# [Requirements]
a: Using the article on the album Let It Go, explain in one to three sentences who made the album, which label released it, and in what formats it can be obtained.
b: In the Let It Go album article, restate the passage that begins with "Studio album by House" and ends with "and digital download.", swapping "debut" for "first".
c: Extend the article on the House Shoes album Let It Go, picking up after its final sentence.

# [Selected extract]
.....
Studio album by House Shoes
- Released: June 19, 2012
- Genre: Midwest hip-hop; underground hip-hop;
- Length: 2:03:59
- Label: Tres Records
- Producer: House Shoes

= Let It Go (House Shoes album) =

Let It Go is the debut studio album by American DJ and producer House Shoes, released on June 19, 2012, via Tres Records. It featured guest appearances by the likes of Black Milk, Chali 2na of Jurassic 5, Danny Brown, Fatt Father & Marv Won of the Fat Killahz, Gangrene, Guilty Simpson & Hex Murda of Almighty Dreadnaughtz, Roc Marciano, and more. The record is available as double CD album, vinyl and digital download.
.....
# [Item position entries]
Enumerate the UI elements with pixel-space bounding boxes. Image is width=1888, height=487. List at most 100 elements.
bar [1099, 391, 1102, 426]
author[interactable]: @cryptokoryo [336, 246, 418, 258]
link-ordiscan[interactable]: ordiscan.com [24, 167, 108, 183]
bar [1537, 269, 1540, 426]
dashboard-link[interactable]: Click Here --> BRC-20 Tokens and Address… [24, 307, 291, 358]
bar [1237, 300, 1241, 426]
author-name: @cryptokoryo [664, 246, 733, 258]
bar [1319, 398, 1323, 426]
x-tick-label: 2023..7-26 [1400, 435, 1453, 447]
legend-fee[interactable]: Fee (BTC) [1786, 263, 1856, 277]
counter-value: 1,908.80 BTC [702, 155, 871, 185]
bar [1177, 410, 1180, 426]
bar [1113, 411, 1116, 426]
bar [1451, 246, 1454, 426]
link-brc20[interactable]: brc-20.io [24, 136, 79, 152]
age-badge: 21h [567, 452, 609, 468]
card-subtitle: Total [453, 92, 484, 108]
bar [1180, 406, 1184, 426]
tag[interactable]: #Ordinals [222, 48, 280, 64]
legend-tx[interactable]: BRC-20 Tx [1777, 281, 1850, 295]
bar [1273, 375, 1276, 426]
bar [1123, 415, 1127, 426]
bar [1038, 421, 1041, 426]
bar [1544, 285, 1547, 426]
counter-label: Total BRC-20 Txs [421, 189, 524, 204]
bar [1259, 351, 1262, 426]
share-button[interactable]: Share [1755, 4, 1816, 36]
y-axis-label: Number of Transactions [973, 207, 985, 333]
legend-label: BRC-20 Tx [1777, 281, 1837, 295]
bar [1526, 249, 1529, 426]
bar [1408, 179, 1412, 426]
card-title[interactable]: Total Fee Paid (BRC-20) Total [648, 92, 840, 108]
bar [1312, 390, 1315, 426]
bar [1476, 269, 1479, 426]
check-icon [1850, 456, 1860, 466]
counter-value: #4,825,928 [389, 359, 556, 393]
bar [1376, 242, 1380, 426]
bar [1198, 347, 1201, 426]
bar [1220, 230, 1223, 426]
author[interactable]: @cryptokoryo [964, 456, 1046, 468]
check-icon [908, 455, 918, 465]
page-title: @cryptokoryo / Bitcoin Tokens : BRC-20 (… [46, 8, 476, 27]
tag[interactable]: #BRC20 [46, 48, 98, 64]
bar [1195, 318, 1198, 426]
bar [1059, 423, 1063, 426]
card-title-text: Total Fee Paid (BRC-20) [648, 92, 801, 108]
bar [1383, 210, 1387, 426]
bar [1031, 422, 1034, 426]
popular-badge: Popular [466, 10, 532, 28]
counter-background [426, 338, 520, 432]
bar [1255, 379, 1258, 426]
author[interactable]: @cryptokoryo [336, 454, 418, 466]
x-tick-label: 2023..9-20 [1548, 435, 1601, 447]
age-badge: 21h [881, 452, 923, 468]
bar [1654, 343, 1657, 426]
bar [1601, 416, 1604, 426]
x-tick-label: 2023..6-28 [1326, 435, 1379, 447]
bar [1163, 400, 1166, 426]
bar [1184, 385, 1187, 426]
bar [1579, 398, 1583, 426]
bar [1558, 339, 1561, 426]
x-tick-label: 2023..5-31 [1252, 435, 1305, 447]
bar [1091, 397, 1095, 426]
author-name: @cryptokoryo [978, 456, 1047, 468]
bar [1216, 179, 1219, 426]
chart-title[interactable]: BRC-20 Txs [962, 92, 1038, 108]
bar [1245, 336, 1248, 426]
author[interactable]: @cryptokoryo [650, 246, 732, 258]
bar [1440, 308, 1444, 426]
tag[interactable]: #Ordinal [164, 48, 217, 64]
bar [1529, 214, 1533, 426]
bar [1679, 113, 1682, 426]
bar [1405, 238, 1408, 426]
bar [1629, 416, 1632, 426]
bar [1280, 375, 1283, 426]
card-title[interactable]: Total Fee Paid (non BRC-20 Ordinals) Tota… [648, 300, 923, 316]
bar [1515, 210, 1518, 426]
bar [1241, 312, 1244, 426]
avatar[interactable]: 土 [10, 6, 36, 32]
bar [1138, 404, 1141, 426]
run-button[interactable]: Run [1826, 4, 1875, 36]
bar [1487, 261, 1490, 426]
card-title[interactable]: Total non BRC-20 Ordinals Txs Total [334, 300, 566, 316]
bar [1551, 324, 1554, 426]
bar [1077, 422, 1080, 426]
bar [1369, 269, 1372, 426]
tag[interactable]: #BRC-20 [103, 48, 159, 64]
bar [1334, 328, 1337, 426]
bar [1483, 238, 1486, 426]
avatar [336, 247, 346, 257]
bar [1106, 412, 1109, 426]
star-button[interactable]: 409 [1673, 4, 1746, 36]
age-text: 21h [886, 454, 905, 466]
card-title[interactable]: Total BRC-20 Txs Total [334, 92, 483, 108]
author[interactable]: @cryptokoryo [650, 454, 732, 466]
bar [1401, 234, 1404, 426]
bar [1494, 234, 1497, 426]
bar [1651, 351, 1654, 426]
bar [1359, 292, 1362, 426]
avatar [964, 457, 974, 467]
.....
# [Answers provided]
a: Let It Go is the debut studio album by American DJ and producer House Shoes, who also produced it. Tres Records released it on June 19, 2012. It is available as a double CD album, on vinyl and as a digital download.

b:
Studio album by House Shoes
- Released: June 19, 2012
- Genre: Midwest hip-hop; underground hip-hop;
- Length: 2:03:59
- Label: Tres Records
- Producer: House Shoes

= Let It Go (House Shoes album) =

Let It Go is the first studio album by American DJ and producer House Shoes, released on June 19, 2012, via Tres Records. It featured guest appearances by the likes of Black Milk, Chali 2na of Jurassic 5, Danny Brown, Fatt Father & Marv Won of the Fat Killahz, Gangrene, Guilty Simpson & Hex Murda of Almighty Dreadnaughtz, Roc Marciano, and more. The record is available as double CD album, vinyl and digital download.

c:
== Critical reception ==

At Metacritic, which assigns a normalized rating out of 100 to reviews from mainstream publications, the album received a score of 69, based on 5 reviews. Patrick Taylor of RapReviews praised the album saying, "Most of Let It Go is solid, but there are some skippable tracks". Adam Finlay of PopMatters said, "The result is a more cohesive album than most tight rap collectives". Del F. Cowie of Exclaim! said, "If J. Dilla has been Detroit hip-hop's most influential recent figure, then DJ HouseShoes is the stern, no-frills custodian of that legacy, known to regulate violators and opportunists circling the music James Yancey created". Marcus J. Moore of BBC said, "Excessive interludes drag the runtime and make the project feel a bit unfocused – but these missteps don’t subtract too much from the overall premise".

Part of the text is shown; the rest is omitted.